Write out the records that appear below, verbatim and complete, but without pictures.
┄┄┄┄┄┄
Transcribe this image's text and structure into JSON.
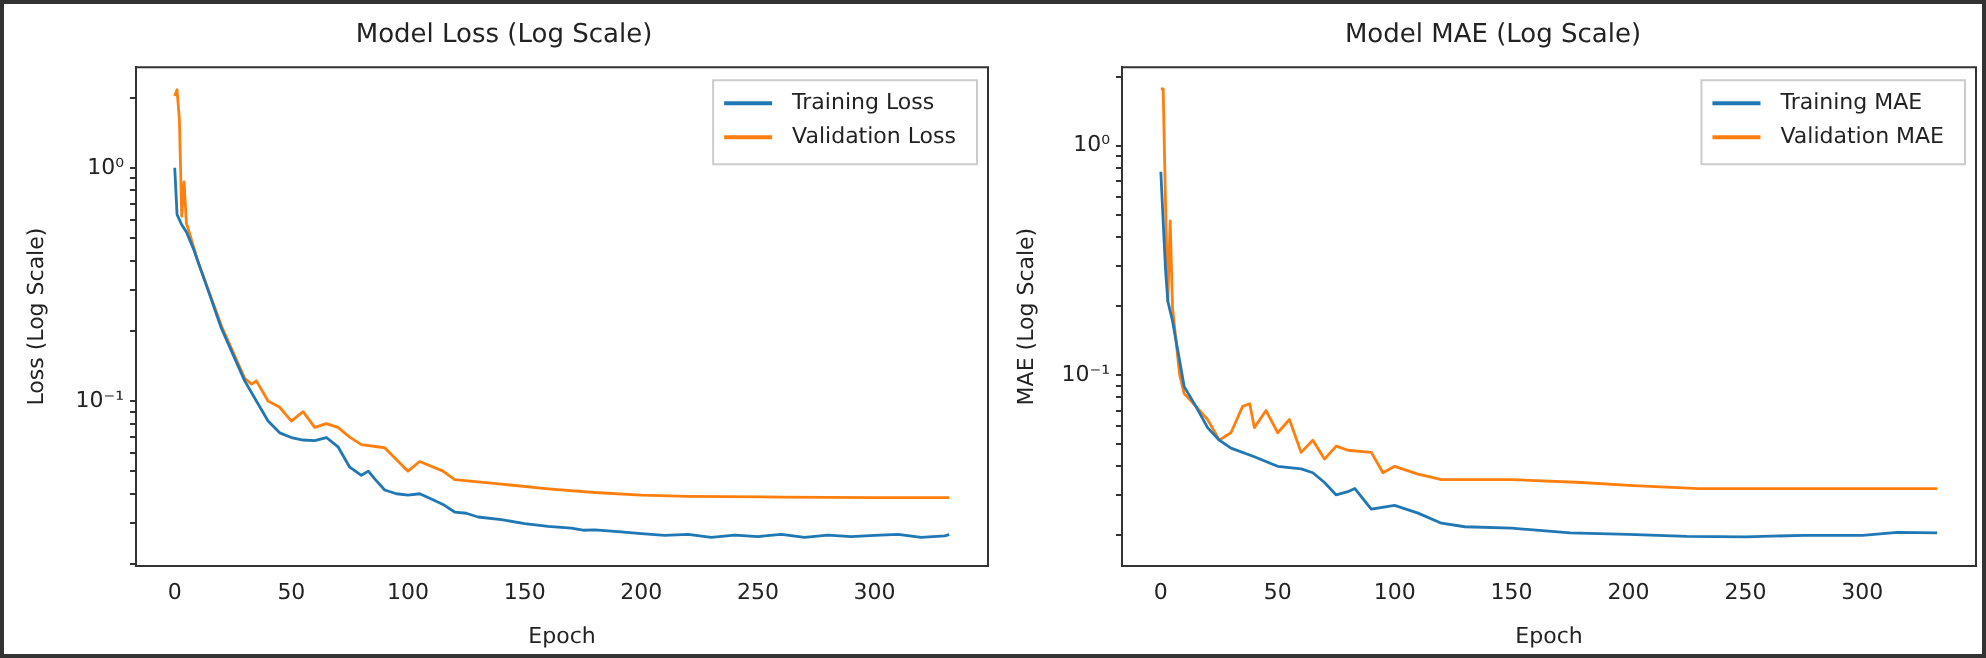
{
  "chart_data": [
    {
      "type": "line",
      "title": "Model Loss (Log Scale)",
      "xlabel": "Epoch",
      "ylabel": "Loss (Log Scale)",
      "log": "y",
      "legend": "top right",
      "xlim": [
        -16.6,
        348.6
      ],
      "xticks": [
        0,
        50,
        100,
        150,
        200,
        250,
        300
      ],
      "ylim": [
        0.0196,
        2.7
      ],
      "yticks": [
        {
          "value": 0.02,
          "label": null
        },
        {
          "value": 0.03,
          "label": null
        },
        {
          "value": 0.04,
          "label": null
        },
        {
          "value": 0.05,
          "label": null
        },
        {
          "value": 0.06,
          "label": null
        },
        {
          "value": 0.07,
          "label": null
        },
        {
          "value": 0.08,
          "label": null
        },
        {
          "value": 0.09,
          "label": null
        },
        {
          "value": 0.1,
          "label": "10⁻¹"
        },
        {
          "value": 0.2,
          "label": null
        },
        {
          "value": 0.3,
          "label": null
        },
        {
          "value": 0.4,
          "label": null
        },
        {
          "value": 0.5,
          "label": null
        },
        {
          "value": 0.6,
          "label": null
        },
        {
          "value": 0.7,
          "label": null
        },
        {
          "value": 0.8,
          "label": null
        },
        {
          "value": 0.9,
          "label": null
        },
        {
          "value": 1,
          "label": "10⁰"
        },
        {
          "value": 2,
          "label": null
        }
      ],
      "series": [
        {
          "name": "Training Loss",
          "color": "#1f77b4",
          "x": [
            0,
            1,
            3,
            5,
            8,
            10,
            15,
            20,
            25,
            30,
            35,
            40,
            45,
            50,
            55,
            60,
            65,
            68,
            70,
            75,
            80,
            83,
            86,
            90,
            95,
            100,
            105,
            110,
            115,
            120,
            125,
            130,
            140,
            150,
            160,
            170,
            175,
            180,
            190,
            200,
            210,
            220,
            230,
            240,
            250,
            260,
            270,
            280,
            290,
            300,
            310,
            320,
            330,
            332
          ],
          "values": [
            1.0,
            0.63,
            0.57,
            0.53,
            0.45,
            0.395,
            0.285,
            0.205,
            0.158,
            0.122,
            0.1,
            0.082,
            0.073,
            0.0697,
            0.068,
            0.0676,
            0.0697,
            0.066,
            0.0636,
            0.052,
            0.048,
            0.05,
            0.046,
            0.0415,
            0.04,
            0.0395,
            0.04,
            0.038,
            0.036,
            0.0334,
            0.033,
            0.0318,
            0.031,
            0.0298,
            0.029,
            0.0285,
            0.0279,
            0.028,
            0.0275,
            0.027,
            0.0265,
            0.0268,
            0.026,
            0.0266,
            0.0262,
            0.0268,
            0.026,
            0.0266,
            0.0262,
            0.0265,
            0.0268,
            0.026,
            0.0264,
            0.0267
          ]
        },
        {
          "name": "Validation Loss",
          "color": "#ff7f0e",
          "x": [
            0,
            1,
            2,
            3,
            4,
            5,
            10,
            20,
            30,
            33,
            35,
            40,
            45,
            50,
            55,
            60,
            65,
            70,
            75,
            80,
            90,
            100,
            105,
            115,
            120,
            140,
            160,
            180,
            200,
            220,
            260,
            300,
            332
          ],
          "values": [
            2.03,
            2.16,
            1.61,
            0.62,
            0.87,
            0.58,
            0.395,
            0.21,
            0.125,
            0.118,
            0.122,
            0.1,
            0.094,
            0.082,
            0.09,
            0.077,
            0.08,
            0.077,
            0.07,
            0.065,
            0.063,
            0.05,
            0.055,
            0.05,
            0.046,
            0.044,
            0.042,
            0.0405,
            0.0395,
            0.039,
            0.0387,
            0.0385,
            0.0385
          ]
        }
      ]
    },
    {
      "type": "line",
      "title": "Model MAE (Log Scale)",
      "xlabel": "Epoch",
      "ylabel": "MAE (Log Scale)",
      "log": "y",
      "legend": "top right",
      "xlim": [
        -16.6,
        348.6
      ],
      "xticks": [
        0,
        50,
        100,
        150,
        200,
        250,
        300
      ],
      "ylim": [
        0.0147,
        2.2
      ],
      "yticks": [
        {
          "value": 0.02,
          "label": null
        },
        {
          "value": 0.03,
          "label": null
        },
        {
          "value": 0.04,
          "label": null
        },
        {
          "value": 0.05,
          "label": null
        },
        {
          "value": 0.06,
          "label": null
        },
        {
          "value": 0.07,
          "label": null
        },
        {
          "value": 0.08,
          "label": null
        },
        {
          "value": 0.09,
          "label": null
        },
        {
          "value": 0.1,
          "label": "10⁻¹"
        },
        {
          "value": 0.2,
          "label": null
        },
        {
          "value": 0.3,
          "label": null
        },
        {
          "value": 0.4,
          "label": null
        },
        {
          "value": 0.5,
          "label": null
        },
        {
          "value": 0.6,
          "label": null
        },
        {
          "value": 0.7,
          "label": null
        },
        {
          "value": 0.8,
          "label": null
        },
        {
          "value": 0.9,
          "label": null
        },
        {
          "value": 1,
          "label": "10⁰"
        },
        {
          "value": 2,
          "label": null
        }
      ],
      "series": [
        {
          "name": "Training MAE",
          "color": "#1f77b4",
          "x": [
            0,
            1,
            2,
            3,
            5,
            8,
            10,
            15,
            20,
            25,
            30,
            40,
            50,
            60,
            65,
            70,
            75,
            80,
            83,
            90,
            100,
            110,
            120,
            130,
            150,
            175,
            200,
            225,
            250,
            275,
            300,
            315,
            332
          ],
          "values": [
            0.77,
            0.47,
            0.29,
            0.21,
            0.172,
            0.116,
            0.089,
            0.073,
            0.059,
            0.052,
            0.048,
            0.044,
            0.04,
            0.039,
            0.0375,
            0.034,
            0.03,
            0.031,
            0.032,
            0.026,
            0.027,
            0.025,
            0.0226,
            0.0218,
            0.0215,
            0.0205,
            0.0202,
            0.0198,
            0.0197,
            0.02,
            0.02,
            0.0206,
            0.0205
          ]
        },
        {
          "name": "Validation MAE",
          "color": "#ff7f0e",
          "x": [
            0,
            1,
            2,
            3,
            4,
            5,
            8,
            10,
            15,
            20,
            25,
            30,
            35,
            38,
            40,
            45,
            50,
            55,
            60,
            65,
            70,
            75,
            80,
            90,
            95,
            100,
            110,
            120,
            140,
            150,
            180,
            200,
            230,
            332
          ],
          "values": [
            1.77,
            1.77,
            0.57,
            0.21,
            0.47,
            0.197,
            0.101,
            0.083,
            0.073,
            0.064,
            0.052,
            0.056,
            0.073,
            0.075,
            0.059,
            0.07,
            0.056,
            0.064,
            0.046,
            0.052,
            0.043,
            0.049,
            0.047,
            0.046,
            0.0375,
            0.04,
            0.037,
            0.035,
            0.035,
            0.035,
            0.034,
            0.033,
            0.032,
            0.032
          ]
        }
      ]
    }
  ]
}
┄┄┄┄┄┄
Answer in full
Transcribe this image's text and structure into JSON.
{
  "chart_data": [
    {
      "type": "line",
      "title": "Model Loss (Log Scale)",
      "xlabel": "Epoch",
      "ylabel": "Loss (Log Scale)",
      "log": "y",
      "legend": "top right",
      "xlim": [
        -16.6,
        348.6
      ],
      "xticks": [
        0,
        50,
        100,
        150,
        200,
        250,
        300
      ],
      "ylim": [
        0.0196,
        2.7
      ],
      "yticks": [
        {
          "value": 0.02,
          "label": null
        },
        {
          "value": 0.03,
          "label": null
        },
        {
          "value": 0.04,
          "label": null
        },
        {
          "value": 0.05,
          "label": null
        },
        {
          "value": 0.06,
          "label": null
        },
        {
          "value": 0.07,
          "label": null
        },
        {
          "value": 0.08,
          "label": null
        },
        {
          "value": 0.09,
          "label": null
        },
        {
          "value": 0.1,
          "label": "10⁻¹"
        },
        {
          "value": 0.2,
          "label": null
        },
        {
          "value": 0.3,
          "label": null
        },
        {
          "value": 0.4,
          "label": null
        },
        {
          "value": 0.5,
          "label": null
        },
        {
          "value": 0.6,
          "label": null
        },
        {
          "value": 0.7,
          "label": null
        },
        {
          "value": 0.8,
          "label": null
        },
        {
          "value": 0.9,
          "label": null
        },
        {
          "value": 1,
          "label": "10⁰"
        },
        {
          "value": 2,
          "label": null
        }
      ],
      "series": [
        {
          "name": "Training Loss",
          "color": "#1f77b4",
          "x": [
            0,
            1,
            3,
            5,
            8,
            10,
            15,
            20,
            25,
            30,
            35,
            40,
            45,
            50,
            55,
            60,
            65,
            68,
            70,
            75,
            80,
            83,
            86,
            90,
            95,
            100,
            105,
            110,
            115,
            120,
            125,
            130,
            140,
            150,
            160,
            170,
            175,
            180,
            190,
            200,
            210,
            220,
            230,
            240,
            250,
            260,
            270,
            280,
            290,
            300,
            310,
            320,
            330,
            332
          ],
          "values": [
            1.0,
            0.63,
            0.57,
            0.53,
            0.45,
            0.395,
            0.285,
            0.205,
            0.158,
            0.122,
            0.1,
            0.082,
            0.073,
            0.0697,
            0.068,
            0.0676,
            0.0697,
            0.066,
            0.0636,
            0.052,
            0.048,
            0.05,
            0.046,
            0.0415,
            0.04,
            0.0395,
            0.04,
            0.038,
            0.036,
            0.0334,
            0.033,
            0.0318,
            0.031,
            0.0298,
            0.029,
            0.0285,
            0.0279,
            0.028,
            0.0275,
            0.027,
            0.0265,
            0.0268,
            0.026,
            0.0266,
            0.0262,
            0.0268,
            0.026,
            0.0266,
            0.0262,
            0.0265,
            0.0268,
            0.026,
            0.0264,
            0.0267
          ]
        },
        {
          "name": "Validation Loss",
          "color": "#ff7f0e",
          "x": [
            0,
            1,
            2,
            3,
            4,
            5,
            10,
            20,
            30,
            33,
            35,
            40,
            45,
            50,
            55,
            60,
            65,
            70,
            75,
            80,
            90,
            100,
            105,
            115,
            120,
            140,
            160,
            180,
            200,
            220,
            260,
            300,
            332
          ],
          "values": [
            2.03,
            2.16,
            1.61,
            0.62,
            0.87,
            0.58,
            0.395,
            0.21,
            0.125,
            0.118,
            0.122,
            0.1,
            0.094,
            0.082,
            0.09,
            0.077,
            0.08,
            0.077,
            0.07,
            0.065,
            0.063,
            0.05,
            0.055,
            0.05,
            0.046,
            0.044,
            0.042,
            0.0405,
            0.0395,
            0.039,
            0.0387,
            0.0385,
            0.0385
          ]
        }
      ]
    },
    {
      "type": "line",
      "title": "Model MAE (Log Scale)",
      "xlabel": "Epoch",
      "ylabel": "MAE (Log Scale)",
      "log": "y",
      "legend": "top right",
      "xlim": [
        -16.6,
        348.6
      ],
      "xticks": [
        0,
        50,
        100,
        150,
        200,
        250,
        300
      ],
      "ylim": [
        0.0147,
        2.2
      ],
      "yticks": [
        {
          "value": 0.02,
          "label": null
        },
        {
          "value": 0.03,
          "label": null
        },
        {
          "value": 0.04,
          "label": null
        },
        {
          "value": 0.05,
          "label": null
        },
        {
          "value": 0.06,
          "label": null
        },
        {
          "value": 0.07,
          "label": null
        },
        {
          "value": 0.08,
          "label": null
        },
        {
          "value": 0.09,
          "label": null
        },
        {
          "value": 0.1,
          "label": "10⁻¹"
        },
        {
          "value": 0.2,
          "label": null
        },
        {
          "value": 0.3,
          "label": null
        },
        {
          "value": 0.4,
          "label": null
        },
        {
          "value": 0.5,
          "label": null
        },
        {
          "value": 0.6,
          "label": null
        },
        {
          "value": 0.7,
          "label": null
        },
        {
          "value": 0.8,
          "label": null
        },
        {
          "value": 0.9,
          "label": null
        },
        {
          "value": 1,
          "label": "10⁰"
        },
        {
          "value": 2,
          "label": null
        }
      ],
      "series": [
        {
          "name": "Training MAE",
          "color": "#1f77b4",
          "x": [
            0,
            1,
            2,
            3,
            5,
            8,
            10,
            15,
            20,
            25,
            30,
            40,
            50,
            60,
            65,
            70,
            75,
            80,
            83,
            90,
            100,
            110,
            120,
            130,
            150,
            175,
            200,
            225,
            250,
            275,
            300,
            315,
            332
          ],
          "values": [
            0.77,
            0.47,
            0.29,
            0.21,
            0.172,
            0.116,
            0.089,
            0.073,
            0.059,
            0.052,
            0.048,
            0.044,
            0.04,
            0.039,
            0.0375,
            0.034,
            0.03,
            0.031,
            0.032,
            0.026,
            0.027,
            0.025,
            0.0226,
            0.0218,
            0.0215,
            0.0205,
            0.0202,
            0.0198,
            0.0197,
            0.02,
            0.02,
            0.0206,
            0.0205
          ]
        },
        {
          "name": "Validation MAE",
          "color": "#ff7f0e",
          "x": [
            0,
            1,
            2,
            3,
            4,
            5,
            8,
            10,
            15,
            20,
            25,
            30,
            35,
            38,
            40,
            45,
            50,
            55,
            60,
            65,
            70,
            75,
            80,
            90,
            95,
            100,
            110,
            120,
            140,
            150,
            180,
            200,
            230,
            332
          ],
          "values": [
            1.77,
            1.77,
            0.57,
            0.21,
            0.47,
            0.197,
            0.101,
            0.083,
            0.073,
            0.064,
            0.052,
            0.056,
            0.073,
            0.075,
            0.059,
            0.07,
            0.056,
            0.064,
            0.046,
            0.052,
            0.043,
            0.049,
            0.047,
            0.046,
            0.0375,
            0.04,
            0.037,
            0.035,
            0.035,
            0.035,
            0.034,
            0.033,
            0.032,
            0.032
          ]
        }
      ]
    }
  ]
}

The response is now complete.